Check each line of the listing, and copy it if it contains the word "true".

[Data entries]
'''

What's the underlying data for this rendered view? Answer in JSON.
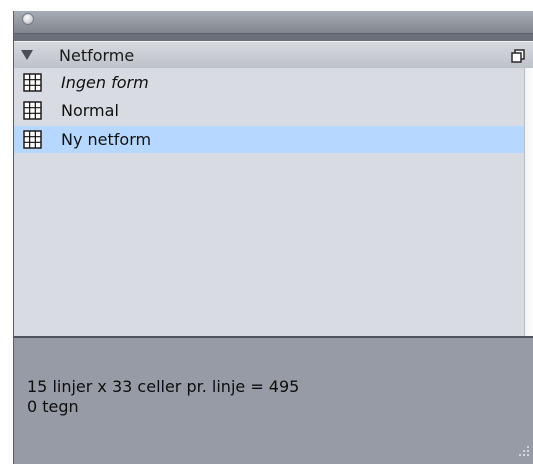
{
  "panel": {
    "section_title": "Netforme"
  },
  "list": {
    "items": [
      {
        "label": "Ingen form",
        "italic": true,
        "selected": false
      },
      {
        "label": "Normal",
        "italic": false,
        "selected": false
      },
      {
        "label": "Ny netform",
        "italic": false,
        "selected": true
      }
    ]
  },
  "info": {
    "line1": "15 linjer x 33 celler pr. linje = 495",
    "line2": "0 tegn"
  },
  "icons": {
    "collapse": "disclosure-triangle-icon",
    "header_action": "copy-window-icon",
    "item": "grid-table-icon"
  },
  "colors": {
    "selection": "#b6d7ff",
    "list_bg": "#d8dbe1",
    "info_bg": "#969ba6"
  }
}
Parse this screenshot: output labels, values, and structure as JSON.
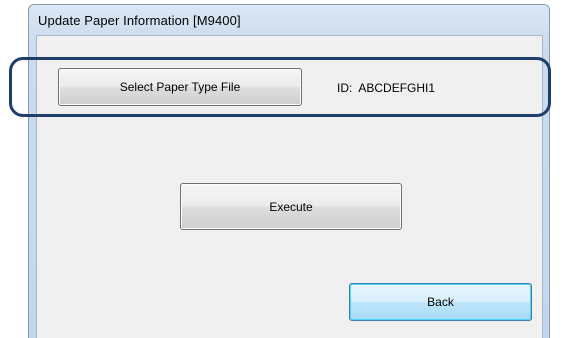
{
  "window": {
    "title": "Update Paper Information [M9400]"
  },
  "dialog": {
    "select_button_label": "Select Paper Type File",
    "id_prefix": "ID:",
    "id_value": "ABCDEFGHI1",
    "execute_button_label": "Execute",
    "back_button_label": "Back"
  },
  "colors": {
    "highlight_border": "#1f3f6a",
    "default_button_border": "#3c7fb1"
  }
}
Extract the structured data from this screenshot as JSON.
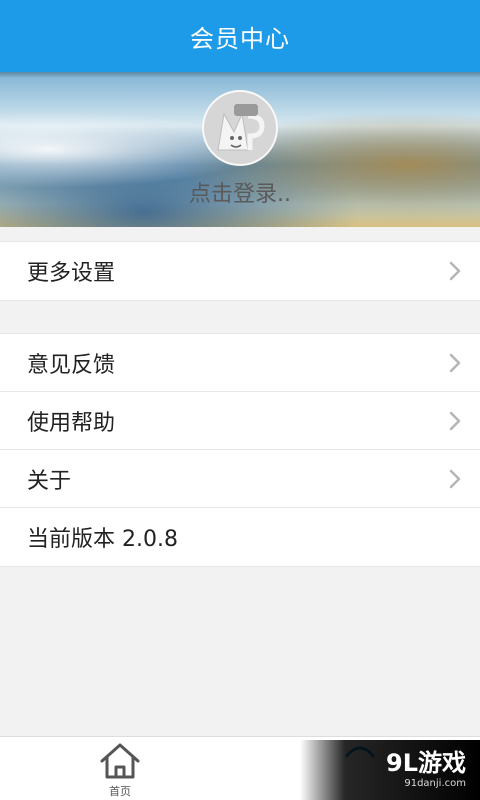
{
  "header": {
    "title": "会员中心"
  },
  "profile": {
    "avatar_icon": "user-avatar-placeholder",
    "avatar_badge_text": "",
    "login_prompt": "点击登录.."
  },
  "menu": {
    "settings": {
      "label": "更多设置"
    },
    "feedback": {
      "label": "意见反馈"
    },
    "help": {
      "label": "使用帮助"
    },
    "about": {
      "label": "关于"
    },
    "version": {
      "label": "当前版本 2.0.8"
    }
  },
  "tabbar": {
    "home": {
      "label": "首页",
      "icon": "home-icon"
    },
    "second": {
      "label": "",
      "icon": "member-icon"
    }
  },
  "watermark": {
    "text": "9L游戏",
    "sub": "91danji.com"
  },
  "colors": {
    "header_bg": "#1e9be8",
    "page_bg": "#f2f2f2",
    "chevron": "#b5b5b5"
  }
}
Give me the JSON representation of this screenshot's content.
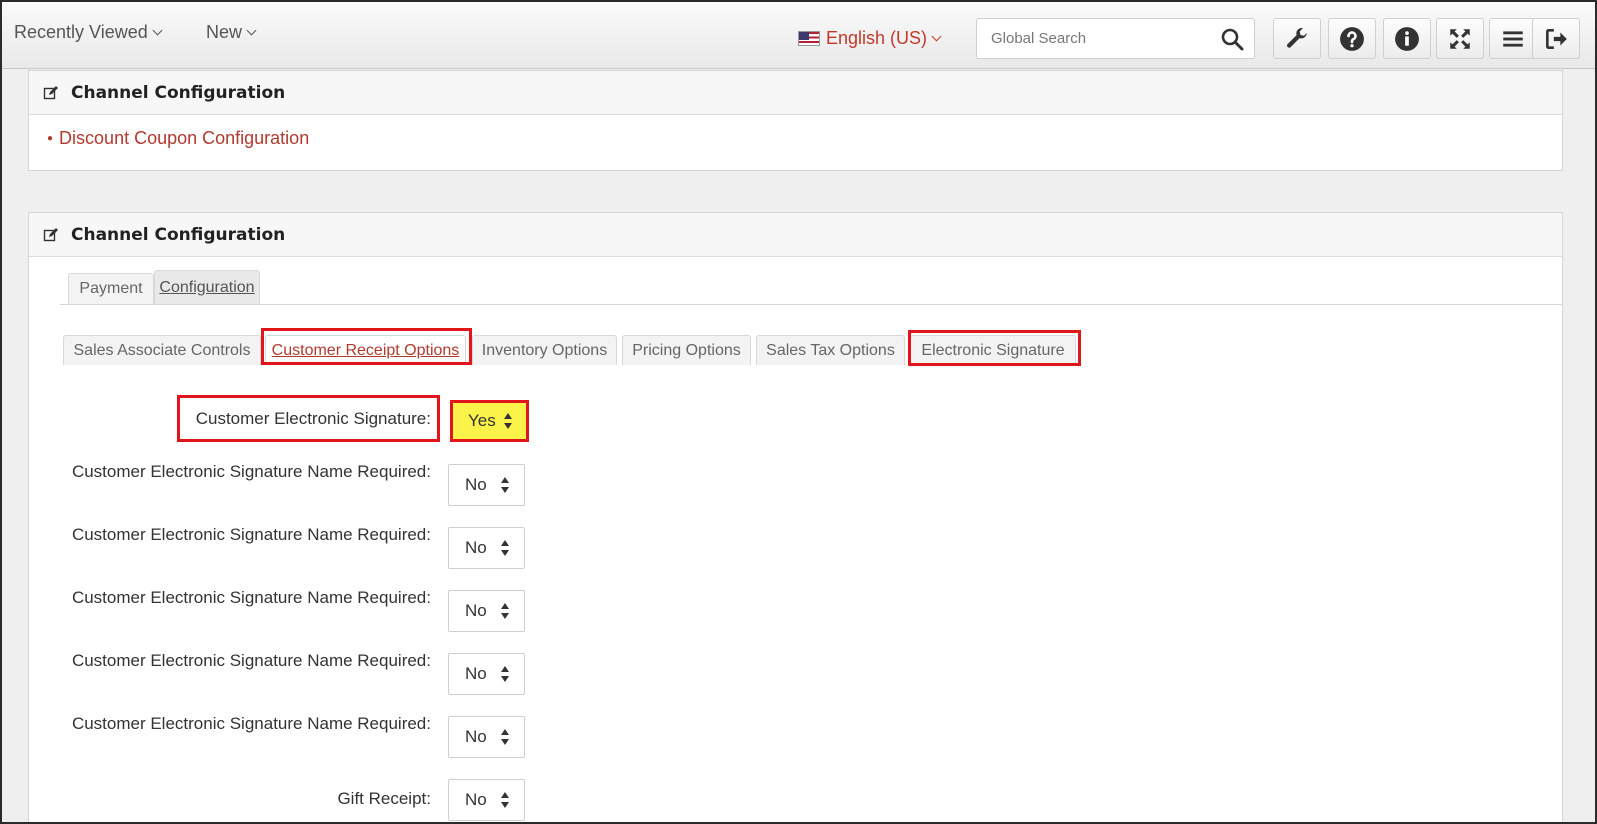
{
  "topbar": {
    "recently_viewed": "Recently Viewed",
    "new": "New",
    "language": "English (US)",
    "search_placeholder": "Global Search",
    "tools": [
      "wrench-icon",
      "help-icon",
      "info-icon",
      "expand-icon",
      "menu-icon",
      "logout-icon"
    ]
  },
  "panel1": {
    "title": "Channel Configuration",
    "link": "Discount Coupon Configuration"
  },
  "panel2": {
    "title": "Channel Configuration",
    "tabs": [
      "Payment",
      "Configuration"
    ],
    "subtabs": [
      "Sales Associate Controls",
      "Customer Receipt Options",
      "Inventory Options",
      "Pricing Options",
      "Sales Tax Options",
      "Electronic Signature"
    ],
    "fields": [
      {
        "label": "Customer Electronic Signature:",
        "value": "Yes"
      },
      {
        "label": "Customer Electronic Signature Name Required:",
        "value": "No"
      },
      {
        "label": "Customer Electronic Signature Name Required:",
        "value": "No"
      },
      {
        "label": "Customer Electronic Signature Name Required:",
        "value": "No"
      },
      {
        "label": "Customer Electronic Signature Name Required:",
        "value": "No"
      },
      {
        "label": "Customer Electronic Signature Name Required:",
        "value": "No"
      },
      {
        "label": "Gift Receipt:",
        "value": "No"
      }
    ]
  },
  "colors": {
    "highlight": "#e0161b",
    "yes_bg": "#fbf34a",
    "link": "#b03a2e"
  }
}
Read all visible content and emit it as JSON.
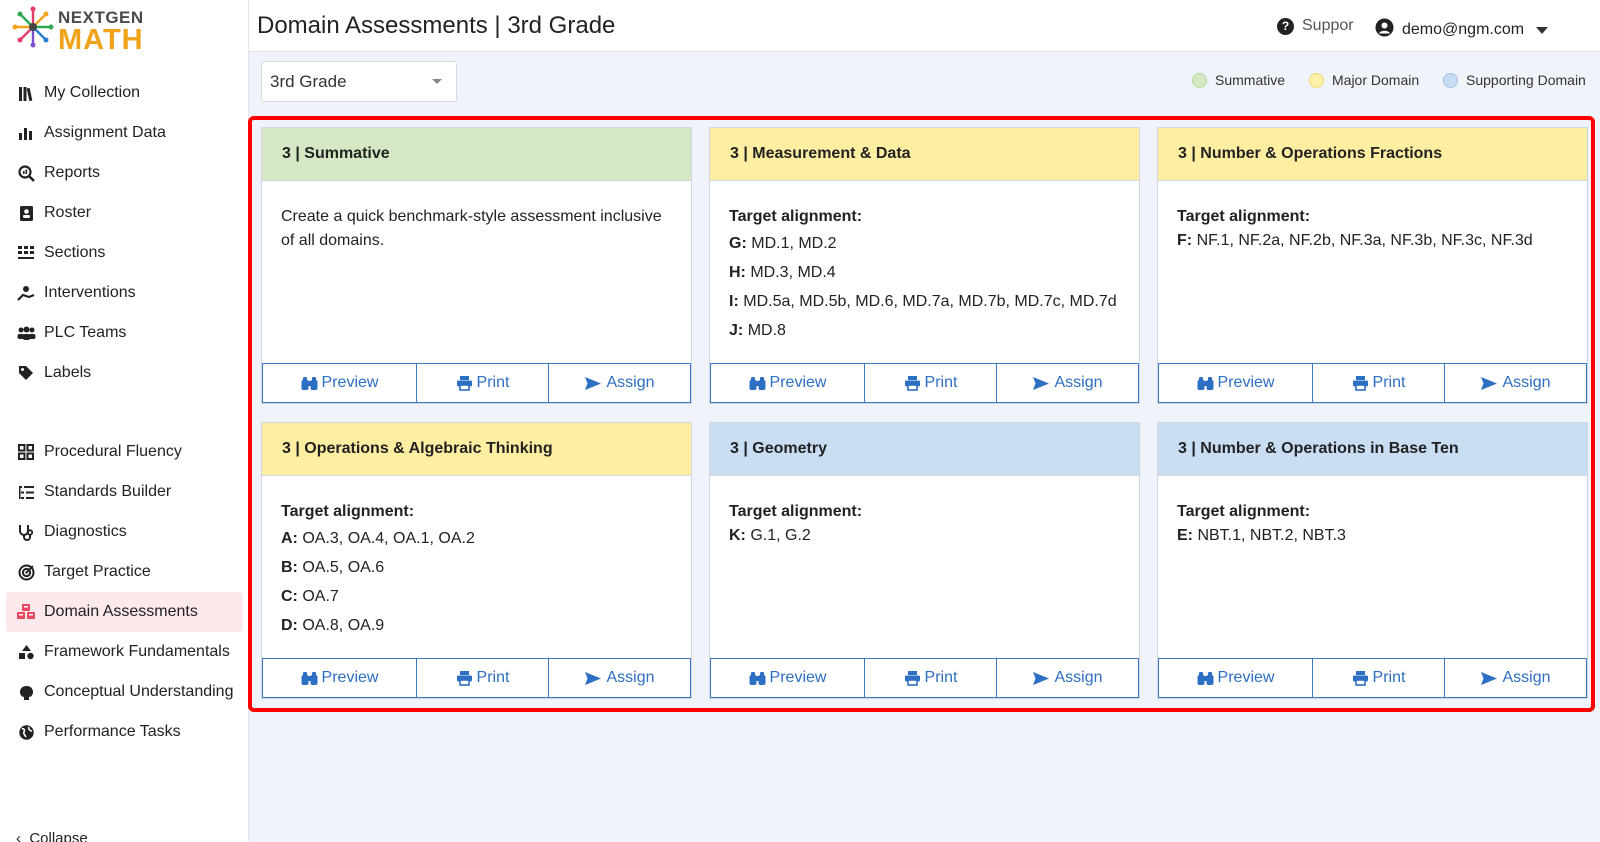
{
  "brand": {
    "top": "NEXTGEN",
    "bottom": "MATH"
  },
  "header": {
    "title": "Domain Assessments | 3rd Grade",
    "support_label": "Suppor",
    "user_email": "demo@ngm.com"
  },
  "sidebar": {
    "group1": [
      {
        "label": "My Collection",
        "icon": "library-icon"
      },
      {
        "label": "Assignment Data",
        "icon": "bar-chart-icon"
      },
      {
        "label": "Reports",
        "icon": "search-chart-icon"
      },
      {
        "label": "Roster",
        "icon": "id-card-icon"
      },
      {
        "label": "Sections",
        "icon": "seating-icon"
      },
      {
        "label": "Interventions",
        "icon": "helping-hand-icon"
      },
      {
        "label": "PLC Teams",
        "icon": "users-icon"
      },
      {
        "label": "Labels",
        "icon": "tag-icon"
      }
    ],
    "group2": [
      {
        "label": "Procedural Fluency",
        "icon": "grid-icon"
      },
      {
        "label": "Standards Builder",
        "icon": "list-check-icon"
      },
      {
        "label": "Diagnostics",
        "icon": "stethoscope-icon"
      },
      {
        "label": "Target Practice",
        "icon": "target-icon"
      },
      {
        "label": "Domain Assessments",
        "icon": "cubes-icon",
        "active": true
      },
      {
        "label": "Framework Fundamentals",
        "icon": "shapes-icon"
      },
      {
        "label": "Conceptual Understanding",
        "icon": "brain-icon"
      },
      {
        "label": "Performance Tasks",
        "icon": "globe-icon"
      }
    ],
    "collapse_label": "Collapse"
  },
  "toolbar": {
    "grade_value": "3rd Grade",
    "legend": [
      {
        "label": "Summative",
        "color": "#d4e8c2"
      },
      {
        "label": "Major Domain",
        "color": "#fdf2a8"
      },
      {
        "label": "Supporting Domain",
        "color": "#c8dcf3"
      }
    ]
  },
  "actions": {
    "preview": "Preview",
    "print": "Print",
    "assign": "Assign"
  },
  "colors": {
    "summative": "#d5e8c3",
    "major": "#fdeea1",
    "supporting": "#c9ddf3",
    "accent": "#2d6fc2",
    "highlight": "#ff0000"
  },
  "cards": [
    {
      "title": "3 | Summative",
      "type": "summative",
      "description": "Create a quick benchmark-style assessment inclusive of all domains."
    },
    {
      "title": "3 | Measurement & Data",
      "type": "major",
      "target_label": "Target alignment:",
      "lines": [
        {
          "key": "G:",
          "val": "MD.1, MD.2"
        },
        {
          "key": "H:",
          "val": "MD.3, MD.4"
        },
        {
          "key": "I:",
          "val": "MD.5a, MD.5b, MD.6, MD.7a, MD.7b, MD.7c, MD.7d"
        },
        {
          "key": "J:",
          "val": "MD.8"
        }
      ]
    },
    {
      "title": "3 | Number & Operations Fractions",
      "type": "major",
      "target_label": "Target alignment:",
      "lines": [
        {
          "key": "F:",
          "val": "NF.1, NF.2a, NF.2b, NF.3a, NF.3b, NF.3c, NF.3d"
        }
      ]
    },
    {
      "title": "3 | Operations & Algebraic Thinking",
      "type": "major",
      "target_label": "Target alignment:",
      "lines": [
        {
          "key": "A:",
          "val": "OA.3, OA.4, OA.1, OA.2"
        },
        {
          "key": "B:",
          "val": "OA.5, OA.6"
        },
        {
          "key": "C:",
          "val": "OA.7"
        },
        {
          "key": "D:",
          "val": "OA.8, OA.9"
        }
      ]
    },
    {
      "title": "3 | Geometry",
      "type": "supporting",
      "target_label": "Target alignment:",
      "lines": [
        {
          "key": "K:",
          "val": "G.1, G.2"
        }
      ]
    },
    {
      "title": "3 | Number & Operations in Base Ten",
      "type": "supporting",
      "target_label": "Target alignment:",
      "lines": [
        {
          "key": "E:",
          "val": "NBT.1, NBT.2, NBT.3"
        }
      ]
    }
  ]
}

'''

▶ **Right answer**
        "italic": true,
        "selected": true
        "active": true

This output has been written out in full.